Short problem. Scan the data below. Pull out each line where "conform" occurs.

Exercise input.
********

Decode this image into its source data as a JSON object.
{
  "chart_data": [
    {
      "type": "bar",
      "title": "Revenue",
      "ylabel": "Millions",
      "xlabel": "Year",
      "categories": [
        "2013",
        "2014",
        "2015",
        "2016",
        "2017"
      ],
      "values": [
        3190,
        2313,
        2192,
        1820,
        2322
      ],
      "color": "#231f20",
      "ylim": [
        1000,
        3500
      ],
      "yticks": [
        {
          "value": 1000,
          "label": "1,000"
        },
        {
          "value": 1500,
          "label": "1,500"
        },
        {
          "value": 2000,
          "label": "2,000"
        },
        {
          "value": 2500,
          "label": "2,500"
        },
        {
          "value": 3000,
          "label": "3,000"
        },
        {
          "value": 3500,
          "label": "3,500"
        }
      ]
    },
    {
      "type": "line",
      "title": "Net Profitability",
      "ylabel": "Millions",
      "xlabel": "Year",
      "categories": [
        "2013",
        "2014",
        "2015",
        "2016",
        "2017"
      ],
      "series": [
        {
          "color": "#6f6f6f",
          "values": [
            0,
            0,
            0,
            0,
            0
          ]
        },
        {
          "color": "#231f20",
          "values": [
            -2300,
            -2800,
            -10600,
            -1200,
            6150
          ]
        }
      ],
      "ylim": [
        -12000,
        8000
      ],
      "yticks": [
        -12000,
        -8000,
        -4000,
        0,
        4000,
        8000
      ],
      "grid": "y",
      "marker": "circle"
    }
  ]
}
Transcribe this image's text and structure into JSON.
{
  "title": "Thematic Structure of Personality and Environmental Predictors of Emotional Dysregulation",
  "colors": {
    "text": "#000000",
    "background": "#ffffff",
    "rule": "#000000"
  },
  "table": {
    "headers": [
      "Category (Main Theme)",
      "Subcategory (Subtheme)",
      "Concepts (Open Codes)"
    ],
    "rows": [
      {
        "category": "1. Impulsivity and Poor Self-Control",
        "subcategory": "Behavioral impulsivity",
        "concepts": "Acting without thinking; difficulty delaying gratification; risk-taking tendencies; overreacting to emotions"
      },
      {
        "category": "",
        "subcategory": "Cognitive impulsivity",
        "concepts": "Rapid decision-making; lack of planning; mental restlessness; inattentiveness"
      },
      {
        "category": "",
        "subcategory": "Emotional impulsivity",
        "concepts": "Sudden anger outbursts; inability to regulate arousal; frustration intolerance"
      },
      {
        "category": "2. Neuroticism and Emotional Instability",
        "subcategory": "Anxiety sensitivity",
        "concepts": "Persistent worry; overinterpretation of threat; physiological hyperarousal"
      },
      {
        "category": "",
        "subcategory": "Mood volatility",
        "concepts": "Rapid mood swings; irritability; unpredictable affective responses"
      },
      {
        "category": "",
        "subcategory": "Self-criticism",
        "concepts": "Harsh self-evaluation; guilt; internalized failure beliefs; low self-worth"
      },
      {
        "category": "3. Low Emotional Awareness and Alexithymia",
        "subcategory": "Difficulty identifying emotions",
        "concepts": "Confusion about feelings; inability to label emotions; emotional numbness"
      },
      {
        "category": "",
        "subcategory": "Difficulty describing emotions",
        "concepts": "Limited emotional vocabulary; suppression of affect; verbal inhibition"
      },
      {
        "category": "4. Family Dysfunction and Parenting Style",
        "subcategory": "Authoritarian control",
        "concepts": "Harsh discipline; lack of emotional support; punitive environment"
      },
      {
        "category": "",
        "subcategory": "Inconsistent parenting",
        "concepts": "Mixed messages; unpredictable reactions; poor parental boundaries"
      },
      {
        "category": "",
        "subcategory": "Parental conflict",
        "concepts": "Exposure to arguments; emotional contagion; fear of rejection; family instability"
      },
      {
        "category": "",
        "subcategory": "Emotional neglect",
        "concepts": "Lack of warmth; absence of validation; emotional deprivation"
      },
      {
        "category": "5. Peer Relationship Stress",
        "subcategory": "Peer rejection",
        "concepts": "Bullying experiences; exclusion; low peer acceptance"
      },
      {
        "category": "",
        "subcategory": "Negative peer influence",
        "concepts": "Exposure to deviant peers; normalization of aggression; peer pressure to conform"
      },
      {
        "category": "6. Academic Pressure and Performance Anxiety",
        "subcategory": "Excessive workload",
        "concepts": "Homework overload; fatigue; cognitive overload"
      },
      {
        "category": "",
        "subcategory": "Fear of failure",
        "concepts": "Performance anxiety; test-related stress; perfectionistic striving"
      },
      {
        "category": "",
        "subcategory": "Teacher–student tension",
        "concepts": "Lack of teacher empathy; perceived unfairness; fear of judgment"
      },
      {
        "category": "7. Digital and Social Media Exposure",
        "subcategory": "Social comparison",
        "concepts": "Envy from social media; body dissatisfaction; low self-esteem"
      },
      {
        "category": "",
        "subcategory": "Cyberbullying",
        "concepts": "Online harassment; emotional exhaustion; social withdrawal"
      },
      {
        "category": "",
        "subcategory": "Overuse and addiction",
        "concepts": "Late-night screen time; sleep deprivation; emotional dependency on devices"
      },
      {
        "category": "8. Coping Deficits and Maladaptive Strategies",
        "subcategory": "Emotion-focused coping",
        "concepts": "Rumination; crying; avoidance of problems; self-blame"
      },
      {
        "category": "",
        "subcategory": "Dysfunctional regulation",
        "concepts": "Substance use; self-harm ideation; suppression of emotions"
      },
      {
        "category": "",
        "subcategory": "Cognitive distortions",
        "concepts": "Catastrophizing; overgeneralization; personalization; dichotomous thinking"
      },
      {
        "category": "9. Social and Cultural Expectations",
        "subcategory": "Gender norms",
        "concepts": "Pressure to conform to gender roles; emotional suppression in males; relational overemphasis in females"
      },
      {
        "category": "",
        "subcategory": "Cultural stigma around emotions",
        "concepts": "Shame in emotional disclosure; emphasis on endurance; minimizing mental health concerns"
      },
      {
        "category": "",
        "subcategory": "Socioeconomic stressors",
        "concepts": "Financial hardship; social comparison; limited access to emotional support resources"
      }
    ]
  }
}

********

Exercise output.
        "concepts": "Exposure to deviant peers; normalization of aggression; peer pressure to conform"
        "concepts": "Pressure to conform to gender roles; emotional suppression in males; relational overemphasis in females"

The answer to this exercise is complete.